- **LISTED ENTRIES**
## START

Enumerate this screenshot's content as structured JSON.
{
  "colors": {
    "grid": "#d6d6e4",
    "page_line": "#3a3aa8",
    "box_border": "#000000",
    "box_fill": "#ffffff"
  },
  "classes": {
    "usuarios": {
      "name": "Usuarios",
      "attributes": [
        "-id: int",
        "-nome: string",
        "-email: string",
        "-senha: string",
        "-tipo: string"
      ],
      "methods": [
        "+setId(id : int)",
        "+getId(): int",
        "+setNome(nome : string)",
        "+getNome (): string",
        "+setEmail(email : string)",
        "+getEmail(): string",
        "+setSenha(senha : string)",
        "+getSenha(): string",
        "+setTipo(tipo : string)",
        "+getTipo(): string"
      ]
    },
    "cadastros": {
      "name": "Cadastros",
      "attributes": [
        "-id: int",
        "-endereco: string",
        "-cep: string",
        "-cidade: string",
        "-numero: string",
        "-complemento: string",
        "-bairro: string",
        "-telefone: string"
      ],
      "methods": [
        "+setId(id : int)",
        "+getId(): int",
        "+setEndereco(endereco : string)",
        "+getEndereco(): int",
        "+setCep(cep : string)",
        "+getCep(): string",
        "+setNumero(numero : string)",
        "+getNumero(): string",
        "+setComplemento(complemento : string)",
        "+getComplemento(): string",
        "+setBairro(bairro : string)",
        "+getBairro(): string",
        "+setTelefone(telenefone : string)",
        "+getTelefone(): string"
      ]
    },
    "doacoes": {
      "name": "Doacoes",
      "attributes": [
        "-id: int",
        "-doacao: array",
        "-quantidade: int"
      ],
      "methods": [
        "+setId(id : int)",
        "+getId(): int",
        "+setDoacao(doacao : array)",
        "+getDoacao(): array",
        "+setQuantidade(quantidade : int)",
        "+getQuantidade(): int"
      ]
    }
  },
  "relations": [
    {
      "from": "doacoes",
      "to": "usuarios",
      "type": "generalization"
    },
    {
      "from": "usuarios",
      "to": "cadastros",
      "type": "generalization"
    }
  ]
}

## END

- **STATED EXERCISE**
Count every line in the listing above that holds "name", then report only the count.

- **FINAL RESULT**
3